#### TASK:
Say how many lines hold the string "clock"; please write nothing but the number.

#### ROWS:

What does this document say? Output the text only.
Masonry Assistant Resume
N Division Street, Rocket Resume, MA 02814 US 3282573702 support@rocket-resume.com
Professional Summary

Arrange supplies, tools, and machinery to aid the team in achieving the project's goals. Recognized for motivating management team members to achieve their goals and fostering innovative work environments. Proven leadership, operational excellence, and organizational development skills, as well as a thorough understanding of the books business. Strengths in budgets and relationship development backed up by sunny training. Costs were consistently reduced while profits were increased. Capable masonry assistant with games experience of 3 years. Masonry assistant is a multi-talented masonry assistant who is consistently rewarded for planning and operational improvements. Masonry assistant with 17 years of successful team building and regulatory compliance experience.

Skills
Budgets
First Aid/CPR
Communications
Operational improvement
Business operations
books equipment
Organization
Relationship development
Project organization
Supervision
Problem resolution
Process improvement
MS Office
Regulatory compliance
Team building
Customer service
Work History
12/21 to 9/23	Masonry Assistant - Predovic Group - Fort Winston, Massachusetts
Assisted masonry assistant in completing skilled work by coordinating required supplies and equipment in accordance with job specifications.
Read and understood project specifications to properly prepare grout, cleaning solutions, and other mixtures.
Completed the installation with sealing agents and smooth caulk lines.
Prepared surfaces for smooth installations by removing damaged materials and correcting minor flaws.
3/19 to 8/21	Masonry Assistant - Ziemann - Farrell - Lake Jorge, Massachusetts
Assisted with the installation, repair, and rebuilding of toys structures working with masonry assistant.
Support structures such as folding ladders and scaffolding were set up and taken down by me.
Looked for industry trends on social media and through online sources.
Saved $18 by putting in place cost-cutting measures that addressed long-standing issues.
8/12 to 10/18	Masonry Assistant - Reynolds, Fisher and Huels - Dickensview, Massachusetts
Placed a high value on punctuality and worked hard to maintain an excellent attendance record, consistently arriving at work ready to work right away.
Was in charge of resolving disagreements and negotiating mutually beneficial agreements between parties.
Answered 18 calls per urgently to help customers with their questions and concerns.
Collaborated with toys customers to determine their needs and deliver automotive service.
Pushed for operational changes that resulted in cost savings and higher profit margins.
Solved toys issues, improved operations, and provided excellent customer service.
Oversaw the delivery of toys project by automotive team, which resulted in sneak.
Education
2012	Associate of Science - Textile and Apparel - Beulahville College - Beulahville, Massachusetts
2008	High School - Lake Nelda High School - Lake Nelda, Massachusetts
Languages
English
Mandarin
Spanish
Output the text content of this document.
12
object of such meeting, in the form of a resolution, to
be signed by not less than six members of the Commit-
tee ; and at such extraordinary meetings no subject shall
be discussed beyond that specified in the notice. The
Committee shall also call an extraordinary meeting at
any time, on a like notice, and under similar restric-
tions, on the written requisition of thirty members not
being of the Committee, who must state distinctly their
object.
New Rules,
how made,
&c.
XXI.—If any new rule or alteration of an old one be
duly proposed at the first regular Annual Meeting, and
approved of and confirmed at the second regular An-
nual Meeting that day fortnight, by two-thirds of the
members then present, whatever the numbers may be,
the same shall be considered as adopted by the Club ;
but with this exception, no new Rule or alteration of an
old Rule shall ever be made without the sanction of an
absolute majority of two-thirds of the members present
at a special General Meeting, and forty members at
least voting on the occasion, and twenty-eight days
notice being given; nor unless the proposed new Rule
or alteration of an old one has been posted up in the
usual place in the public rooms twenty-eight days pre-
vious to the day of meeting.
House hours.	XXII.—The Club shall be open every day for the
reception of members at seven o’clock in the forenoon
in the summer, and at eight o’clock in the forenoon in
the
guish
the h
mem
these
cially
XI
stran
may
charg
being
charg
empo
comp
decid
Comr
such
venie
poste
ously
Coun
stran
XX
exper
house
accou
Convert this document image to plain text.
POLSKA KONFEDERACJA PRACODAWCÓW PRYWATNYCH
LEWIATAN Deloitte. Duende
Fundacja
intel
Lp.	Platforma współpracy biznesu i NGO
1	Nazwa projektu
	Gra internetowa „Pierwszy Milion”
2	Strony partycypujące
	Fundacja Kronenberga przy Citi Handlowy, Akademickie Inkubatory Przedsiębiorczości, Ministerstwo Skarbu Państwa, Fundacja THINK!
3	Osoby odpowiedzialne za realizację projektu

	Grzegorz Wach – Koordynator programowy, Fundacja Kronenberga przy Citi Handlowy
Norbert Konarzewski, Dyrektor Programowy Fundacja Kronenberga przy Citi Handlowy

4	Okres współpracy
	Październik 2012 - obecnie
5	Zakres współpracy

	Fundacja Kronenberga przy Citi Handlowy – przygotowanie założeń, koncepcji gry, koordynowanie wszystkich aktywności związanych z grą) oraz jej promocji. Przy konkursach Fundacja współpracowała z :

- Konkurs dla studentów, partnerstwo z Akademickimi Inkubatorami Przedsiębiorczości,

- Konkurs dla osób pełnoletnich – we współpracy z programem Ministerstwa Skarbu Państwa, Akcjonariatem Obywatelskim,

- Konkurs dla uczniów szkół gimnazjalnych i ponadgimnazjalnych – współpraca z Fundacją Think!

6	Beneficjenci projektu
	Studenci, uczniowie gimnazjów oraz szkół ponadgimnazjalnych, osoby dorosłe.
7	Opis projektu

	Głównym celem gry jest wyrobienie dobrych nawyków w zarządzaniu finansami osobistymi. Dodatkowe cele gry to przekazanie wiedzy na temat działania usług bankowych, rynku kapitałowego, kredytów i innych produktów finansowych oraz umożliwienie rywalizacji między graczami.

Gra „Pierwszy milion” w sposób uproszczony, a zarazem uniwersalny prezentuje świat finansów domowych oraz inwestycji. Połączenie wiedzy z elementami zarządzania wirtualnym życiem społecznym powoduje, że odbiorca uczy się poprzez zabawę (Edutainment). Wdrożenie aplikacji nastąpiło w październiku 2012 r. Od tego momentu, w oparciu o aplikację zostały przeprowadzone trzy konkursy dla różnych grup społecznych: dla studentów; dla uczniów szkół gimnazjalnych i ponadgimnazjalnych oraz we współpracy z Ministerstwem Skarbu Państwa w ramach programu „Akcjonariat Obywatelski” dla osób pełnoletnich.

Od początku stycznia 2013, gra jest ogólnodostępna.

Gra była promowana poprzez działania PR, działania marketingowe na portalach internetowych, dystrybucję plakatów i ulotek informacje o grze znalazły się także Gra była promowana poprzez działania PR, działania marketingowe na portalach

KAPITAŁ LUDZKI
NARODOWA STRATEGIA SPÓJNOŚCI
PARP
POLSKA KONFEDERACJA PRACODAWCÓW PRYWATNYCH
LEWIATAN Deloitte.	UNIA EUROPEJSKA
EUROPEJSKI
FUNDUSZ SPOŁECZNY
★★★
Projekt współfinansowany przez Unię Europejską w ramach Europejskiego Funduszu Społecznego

#### RESULT:
2